Dataset excerpt:
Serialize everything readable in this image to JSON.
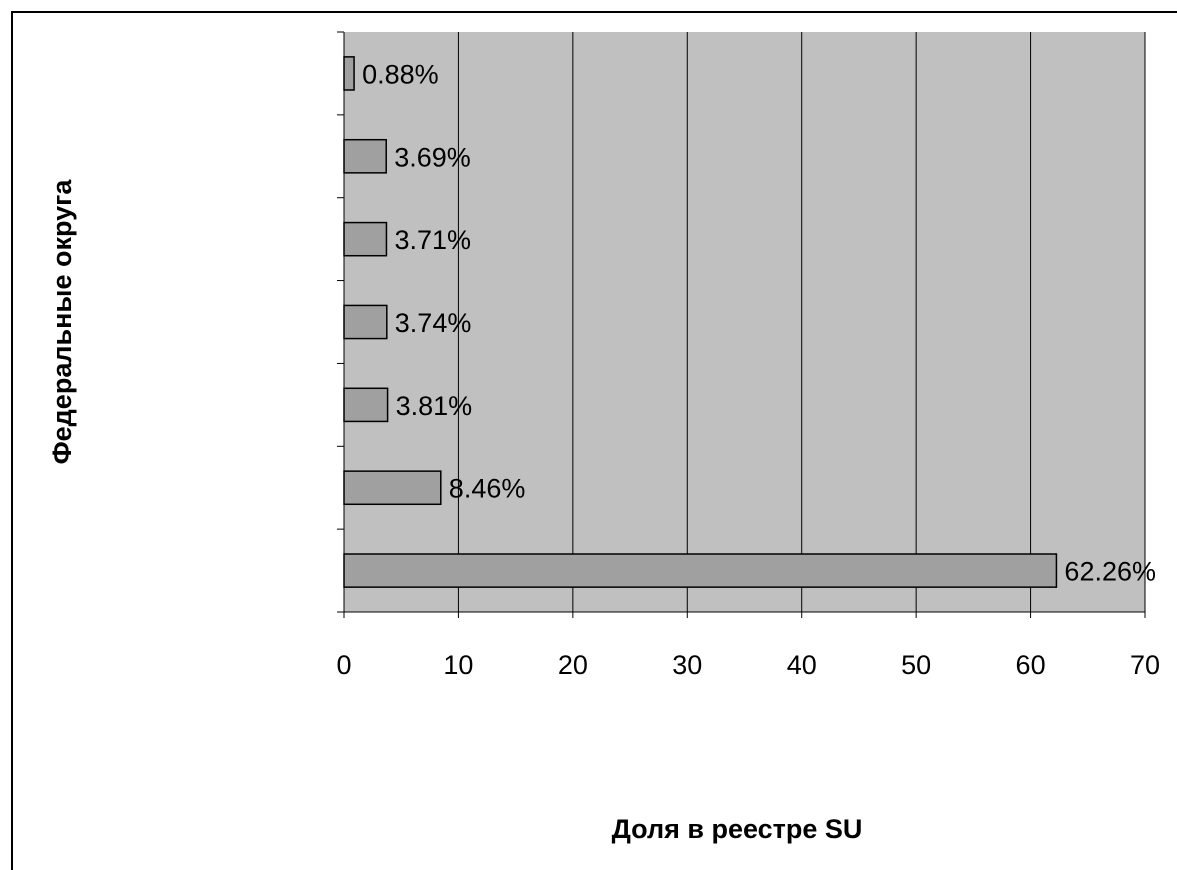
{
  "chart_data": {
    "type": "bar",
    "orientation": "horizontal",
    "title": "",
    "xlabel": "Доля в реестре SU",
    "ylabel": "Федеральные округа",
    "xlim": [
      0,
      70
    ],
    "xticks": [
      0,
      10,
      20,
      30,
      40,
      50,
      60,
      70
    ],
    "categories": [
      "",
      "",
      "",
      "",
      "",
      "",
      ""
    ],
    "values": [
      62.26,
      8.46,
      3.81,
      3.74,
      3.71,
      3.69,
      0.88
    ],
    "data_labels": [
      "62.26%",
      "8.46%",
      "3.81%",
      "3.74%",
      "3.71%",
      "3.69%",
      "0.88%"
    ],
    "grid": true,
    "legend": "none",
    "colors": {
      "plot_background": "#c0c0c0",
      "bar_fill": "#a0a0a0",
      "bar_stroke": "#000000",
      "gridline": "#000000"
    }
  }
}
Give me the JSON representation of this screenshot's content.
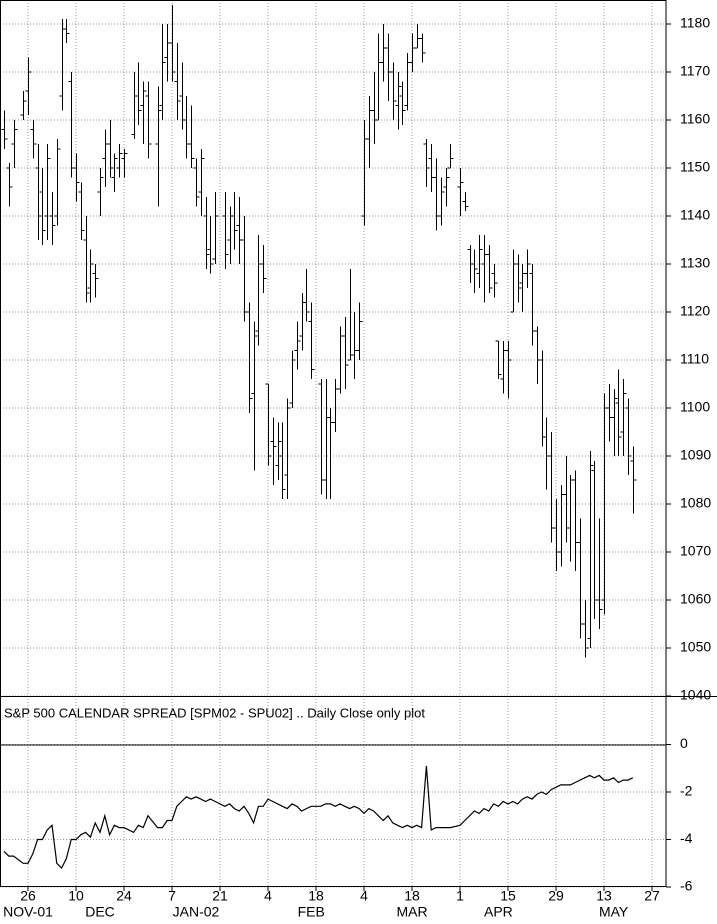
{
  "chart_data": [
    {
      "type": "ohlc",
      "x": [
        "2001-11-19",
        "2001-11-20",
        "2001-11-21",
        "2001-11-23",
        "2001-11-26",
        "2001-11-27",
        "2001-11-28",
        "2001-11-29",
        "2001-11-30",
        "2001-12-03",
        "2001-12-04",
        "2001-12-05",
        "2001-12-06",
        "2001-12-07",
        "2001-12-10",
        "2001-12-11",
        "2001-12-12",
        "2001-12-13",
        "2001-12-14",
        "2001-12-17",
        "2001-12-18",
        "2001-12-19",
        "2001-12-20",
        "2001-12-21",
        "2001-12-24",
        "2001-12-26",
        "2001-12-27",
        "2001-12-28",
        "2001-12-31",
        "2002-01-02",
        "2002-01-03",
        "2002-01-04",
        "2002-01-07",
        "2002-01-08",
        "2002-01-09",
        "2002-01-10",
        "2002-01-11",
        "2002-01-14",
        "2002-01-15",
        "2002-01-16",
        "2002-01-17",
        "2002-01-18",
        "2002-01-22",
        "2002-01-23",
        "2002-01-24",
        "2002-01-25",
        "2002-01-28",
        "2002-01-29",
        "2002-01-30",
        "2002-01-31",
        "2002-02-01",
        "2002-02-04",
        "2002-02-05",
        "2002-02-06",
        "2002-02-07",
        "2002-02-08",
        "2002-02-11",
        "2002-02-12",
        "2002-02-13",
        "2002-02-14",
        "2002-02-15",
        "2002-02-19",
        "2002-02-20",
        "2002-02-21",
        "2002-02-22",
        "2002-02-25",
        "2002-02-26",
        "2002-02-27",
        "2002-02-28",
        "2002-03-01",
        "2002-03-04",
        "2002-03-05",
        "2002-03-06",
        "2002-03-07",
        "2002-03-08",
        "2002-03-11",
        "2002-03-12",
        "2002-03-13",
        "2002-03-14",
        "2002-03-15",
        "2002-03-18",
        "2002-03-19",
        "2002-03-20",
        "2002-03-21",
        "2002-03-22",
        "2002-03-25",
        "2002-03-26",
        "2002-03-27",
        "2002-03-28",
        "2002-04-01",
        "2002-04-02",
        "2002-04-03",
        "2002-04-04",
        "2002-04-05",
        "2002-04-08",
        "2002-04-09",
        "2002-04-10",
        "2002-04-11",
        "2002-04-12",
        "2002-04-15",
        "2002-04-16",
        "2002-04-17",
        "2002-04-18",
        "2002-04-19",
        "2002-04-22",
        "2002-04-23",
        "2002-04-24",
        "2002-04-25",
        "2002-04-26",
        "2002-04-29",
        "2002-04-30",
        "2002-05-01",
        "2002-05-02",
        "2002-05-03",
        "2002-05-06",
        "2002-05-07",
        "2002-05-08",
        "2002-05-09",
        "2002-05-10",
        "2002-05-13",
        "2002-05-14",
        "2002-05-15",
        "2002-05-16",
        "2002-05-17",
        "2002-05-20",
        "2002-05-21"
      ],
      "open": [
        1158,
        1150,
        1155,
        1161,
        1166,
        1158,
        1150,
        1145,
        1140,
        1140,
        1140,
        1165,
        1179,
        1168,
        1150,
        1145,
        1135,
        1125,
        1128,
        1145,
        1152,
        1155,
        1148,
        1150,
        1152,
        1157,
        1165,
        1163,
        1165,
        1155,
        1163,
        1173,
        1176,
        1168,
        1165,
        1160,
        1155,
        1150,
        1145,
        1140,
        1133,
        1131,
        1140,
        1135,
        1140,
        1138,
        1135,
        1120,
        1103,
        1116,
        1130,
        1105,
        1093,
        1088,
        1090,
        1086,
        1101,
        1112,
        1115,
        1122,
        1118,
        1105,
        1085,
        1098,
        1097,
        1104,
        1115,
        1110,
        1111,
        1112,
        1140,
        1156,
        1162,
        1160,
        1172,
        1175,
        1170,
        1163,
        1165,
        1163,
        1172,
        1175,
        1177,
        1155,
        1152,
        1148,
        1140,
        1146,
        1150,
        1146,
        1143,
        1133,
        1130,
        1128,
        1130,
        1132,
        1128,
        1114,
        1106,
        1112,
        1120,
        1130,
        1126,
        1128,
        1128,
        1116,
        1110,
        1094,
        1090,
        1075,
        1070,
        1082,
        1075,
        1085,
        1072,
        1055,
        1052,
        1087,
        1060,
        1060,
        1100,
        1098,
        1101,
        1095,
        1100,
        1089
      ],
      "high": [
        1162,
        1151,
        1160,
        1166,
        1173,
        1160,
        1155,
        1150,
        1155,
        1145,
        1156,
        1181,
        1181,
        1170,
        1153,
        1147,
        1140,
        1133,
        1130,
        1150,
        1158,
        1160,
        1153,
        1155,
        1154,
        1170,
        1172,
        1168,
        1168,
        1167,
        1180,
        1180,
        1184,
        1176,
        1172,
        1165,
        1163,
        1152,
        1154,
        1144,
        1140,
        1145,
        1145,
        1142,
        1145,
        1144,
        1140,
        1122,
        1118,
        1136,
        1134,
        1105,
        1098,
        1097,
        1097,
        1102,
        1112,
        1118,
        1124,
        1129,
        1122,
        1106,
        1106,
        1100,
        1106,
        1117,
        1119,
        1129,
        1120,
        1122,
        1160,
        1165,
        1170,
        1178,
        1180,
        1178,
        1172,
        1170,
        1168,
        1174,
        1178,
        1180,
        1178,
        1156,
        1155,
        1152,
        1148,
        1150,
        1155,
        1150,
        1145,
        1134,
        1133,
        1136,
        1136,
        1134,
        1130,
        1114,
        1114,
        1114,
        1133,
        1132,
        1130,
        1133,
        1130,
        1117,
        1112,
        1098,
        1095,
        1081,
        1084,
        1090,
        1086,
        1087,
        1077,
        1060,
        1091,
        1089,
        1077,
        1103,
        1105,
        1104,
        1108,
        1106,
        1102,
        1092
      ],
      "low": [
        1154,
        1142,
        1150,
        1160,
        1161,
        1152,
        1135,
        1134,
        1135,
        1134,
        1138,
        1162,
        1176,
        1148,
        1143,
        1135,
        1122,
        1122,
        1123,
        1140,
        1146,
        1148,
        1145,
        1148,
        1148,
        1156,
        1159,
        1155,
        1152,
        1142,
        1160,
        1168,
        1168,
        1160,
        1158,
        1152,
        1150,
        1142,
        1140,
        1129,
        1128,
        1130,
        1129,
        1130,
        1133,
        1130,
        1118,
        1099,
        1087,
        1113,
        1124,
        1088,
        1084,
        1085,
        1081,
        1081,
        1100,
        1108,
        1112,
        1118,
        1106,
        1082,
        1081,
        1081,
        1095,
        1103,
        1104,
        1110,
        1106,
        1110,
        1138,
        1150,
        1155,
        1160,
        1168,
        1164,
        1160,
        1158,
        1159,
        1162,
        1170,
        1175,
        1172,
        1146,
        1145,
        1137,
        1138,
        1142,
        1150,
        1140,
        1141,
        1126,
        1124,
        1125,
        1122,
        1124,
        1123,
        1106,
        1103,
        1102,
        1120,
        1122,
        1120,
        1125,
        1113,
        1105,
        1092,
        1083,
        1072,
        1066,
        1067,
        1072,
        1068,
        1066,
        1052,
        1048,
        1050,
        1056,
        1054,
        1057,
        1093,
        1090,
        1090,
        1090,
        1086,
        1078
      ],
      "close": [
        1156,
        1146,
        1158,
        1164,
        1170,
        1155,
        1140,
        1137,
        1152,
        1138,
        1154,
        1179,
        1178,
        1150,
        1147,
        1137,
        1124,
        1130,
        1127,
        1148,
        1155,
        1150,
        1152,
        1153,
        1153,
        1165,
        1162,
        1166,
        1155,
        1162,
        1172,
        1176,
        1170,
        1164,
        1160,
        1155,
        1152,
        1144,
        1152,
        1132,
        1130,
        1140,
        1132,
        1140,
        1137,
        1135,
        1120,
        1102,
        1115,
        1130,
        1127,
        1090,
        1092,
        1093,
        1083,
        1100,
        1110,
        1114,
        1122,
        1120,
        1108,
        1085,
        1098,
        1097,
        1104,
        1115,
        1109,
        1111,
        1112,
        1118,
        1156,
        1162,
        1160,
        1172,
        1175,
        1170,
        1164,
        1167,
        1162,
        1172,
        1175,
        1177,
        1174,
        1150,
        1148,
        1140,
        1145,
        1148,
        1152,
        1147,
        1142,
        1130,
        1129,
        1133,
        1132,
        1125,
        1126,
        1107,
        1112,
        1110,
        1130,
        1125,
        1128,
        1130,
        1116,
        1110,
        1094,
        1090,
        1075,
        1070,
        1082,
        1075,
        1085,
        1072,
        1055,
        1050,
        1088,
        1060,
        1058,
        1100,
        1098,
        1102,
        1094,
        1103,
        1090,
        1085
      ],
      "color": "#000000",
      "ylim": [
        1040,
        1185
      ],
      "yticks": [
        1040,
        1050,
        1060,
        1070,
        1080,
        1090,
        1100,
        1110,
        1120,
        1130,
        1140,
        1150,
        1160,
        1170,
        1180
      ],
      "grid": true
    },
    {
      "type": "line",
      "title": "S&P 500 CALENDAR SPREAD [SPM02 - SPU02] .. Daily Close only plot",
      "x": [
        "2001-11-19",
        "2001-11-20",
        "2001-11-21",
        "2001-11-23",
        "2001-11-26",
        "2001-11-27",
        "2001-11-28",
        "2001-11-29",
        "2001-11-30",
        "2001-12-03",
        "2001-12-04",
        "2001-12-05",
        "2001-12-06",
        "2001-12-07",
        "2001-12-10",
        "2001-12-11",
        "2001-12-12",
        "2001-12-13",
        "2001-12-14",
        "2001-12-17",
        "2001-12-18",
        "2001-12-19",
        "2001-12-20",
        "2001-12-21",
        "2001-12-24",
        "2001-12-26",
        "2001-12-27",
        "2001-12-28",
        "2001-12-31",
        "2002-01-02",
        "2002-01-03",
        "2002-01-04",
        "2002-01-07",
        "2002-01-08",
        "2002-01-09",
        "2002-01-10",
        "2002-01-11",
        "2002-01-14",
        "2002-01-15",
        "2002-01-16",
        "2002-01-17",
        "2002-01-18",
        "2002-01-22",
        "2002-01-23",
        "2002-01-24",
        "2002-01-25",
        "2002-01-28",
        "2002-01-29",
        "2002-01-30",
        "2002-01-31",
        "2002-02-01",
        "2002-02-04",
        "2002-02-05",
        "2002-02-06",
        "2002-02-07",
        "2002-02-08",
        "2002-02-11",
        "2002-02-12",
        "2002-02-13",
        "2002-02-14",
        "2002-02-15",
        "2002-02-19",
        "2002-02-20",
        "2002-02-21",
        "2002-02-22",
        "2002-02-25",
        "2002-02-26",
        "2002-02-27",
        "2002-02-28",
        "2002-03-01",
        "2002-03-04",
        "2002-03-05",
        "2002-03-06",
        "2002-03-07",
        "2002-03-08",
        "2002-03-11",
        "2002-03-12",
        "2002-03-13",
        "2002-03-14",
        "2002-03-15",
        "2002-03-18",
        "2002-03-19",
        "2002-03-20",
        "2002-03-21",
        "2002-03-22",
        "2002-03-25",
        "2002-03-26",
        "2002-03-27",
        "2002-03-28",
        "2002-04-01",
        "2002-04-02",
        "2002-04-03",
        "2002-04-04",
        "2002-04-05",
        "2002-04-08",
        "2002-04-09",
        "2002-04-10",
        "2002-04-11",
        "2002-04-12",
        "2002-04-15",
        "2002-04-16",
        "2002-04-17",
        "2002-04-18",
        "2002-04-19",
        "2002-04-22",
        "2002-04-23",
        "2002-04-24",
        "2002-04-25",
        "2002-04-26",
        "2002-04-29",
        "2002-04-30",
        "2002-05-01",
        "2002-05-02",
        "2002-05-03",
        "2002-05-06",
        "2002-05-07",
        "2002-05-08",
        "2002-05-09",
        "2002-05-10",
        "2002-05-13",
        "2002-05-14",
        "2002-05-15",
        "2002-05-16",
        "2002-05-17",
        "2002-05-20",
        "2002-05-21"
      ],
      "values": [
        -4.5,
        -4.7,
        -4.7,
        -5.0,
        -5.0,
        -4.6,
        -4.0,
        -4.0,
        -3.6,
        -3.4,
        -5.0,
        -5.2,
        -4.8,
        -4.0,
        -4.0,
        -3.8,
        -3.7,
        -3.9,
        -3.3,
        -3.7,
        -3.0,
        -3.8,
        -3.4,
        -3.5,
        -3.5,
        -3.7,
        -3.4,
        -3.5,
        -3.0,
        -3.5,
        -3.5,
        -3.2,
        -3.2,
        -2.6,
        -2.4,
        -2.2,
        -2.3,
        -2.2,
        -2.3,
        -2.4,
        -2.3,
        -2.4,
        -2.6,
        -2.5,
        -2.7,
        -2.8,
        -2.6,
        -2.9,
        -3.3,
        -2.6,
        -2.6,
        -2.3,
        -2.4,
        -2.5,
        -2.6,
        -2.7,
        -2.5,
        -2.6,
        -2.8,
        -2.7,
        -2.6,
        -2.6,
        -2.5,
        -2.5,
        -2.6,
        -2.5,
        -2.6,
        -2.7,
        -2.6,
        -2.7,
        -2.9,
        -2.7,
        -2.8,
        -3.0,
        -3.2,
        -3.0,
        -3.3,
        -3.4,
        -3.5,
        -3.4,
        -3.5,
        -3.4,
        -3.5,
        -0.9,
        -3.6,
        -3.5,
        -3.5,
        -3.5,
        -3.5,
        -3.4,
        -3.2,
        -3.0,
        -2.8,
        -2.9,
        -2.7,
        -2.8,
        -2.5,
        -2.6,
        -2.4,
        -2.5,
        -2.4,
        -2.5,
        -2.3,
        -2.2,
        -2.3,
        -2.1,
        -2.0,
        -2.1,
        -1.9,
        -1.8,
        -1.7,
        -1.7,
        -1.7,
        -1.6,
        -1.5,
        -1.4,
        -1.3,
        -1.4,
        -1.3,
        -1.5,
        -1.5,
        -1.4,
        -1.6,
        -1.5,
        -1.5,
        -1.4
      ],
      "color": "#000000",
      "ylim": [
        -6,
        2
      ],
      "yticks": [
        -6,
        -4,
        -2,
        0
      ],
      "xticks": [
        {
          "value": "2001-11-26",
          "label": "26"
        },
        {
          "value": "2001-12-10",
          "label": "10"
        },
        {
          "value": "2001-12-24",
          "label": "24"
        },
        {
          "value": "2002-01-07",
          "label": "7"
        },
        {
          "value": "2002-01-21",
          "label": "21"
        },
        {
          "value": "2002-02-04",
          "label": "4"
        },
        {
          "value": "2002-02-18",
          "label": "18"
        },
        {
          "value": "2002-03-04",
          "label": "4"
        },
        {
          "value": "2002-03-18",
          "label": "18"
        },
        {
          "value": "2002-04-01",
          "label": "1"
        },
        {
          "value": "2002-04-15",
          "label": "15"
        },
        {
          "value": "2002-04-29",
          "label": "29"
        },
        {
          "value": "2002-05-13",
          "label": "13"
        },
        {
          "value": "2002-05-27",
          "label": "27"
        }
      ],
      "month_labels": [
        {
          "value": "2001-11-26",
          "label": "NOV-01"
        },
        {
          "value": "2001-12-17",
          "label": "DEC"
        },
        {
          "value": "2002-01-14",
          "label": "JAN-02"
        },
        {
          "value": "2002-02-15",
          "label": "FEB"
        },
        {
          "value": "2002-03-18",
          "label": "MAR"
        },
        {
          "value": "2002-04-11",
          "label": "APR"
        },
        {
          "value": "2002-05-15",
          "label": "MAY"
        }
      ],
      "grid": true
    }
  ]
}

PROBLEM STATEMENT: Extract every line containing the string "JSON" from the data above.

EXERCISE OUTPUT:
Serialize everything readable in this image to JSON.
Give me the JSON representation of this screenshot's content.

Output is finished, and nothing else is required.